■ Given problem
Print the line containing "OCR this image." and each line after it through the end, please, with nothing added.

--- begin The data ---

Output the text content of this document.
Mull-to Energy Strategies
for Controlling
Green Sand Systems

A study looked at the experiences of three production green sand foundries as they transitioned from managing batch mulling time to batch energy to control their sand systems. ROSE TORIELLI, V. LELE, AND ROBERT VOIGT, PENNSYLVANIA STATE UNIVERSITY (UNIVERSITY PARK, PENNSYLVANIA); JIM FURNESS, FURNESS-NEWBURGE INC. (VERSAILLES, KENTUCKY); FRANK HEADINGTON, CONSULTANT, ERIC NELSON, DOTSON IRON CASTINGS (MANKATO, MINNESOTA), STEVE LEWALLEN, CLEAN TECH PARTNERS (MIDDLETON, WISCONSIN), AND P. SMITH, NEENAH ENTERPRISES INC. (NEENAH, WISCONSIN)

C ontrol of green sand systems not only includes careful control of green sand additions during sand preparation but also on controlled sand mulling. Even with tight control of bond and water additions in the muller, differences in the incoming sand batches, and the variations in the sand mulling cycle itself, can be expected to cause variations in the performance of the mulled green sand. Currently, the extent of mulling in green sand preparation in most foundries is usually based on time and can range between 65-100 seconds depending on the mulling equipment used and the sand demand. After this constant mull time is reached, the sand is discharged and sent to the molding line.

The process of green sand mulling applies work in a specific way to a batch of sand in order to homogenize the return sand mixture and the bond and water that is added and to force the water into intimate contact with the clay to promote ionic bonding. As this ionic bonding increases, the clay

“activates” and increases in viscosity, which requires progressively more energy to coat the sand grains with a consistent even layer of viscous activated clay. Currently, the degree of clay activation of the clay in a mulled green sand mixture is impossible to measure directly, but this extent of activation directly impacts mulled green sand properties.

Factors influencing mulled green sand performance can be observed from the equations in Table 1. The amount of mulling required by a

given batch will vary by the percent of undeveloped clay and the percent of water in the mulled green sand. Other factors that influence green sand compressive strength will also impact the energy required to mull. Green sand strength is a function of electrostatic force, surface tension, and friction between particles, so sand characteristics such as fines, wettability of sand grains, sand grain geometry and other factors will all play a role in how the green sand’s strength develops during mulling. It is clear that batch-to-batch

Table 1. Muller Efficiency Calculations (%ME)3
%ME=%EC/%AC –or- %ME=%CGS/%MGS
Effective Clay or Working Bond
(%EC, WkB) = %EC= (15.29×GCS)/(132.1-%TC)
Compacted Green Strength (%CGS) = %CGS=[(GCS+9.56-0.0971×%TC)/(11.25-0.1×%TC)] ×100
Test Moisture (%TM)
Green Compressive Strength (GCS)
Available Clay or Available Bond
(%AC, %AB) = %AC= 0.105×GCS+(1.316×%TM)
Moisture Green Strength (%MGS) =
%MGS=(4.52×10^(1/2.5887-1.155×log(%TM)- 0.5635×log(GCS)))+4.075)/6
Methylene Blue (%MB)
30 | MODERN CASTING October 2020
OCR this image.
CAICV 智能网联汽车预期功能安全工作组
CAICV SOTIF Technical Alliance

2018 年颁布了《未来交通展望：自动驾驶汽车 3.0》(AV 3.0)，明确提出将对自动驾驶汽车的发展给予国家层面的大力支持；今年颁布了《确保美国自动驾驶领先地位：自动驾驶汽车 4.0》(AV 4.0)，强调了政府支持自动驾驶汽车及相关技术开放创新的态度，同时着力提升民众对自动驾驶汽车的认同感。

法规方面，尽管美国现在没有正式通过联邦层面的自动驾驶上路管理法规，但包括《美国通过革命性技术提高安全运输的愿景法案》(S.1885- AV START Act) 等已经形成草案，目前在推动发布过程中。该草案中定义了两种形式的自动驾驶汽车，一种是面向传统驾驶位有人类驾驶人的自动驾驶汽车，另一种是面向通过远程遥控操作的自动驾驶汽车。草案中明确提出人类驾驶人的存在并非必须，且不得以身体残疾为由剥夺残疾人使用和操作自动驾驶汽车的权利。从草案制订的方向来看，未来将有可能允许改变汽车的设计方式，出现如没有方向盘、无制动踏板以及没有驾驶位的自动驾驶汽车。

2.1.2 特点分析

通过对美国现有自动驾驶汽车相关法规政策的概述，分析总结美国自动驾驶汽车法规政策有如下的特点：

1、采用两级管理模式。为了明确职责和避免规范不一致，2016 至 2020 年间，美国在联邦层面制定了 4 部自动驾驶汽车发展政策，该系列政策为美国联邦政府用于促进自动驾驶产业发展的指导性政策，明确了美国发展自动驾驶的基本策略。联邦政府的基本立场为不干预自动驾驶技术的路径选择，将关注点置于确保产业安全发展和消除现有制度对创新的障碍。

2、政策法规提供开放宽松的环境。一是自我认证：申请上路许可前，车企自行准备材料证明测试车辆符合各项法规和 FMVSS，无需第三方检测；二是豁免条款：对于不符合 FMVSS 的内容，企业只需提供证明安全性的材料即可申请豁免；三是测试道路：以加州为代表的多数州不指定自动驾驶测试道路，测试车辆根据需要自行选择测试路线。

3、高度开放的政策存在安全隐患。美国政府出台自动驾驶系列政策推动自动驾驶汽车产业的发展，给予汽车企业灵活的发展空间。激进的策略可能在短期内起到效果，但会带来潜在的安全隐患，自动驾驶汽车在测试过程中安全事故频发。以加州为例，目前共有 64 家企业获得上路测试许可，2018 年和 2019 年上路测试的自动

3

--- end The data ---

■ Finished exercise
OCR this image.
CAICV 智能网联汽车预期功能安全工作组
CAICV SOTIF Technical Alliance

2018 年颁布了《未来交通展望：自动驾驶汽车 3.0》(AV 3.0)，明确提出将对自动驾驶汽车的发展给予国家层面的大力支持；今年颁布了《确保美国自动驾驶领先地位：自动驾驶汽车 4.0》(AV 4.0)，强调了政府支持自动驾驶汽车及相关技术开放创新的态度，同时着力提升民众对自动驾驶汽车的认同感。

法规方面，尽管美国现在没有正式通过联邦层面的自动驾驶上路管理法规，但包括《美国通过革命性技术提高安全运输的愿景法案》(S.1885- AV START Act) 等已经形成草案，目前在推动发布过程中。该草案中定义了两种形式的自动驾驶汽车，一种是面向传统驾驶位有人类驾驶人的自动驾驶汽车，另一种是面向通过远程遥控操作的自动驾驶汽车。草案中明确提出人类驾驶人的存在并非必须，且不得以身体残疾为由剥夺残疾人使用和操作自动驾驶汽车的权利。从草案制订的方向来看，未来将有可能允许改变汽车的设计方式，出现如没有方向盘、无制动踏板以及没有驾驶位的自动驾驶汽车。

2.1.2 特点分析

通过对美国现有自动驾驶汽车相关法规政策的概述，分析总结美国自动驾驶汽车法规政策有如下的特点：

1、采用两级管理模式。为了明确职责和避免规范不一致，2016 至 2020 年间，美国在联邦层面制定了 4 部自动驾驶汽车发展政策，该系列政策为美国联邦政府用于促进自动驾驶产业发展的指导性政策，明确了美国发展自动驾驶的基本策略。联邦政府的基本立场为不干预自动驾驶技术的路径选择，将关注点置于确保产业安全发展和消除现有制度对创新的障碍。

2、政策法规提供开放宽松的环境。一是自我认证：申请上路许可前，车企自行准备材料证明测试车辆符合各项法规和 FMVSS，无需第三方检测；二是豁免条款：对于不符合 FMVSS 的内容，企业只需提供证明安全性的材料即可申请豁免；三是测试道路：以加州为代表的多数州不指定自动驾驶测试道路，测试车辆根据需要自行选择测试路线。

3、高度开放的政策存在安全隐患。美国政府出台自动驾驶系列政策推动自动驾驶汽车产业的发展，给予汽车企业灵活的发展空间。激进的策略可能在短期内起到效果，但会带来潜在的安全隐患，自动驾驶汽车在测试过程中安全事故频发。以加州为例，目前共有 64 家企业获得上路测试许可，2018 年和 2019 年上路测试的自动

3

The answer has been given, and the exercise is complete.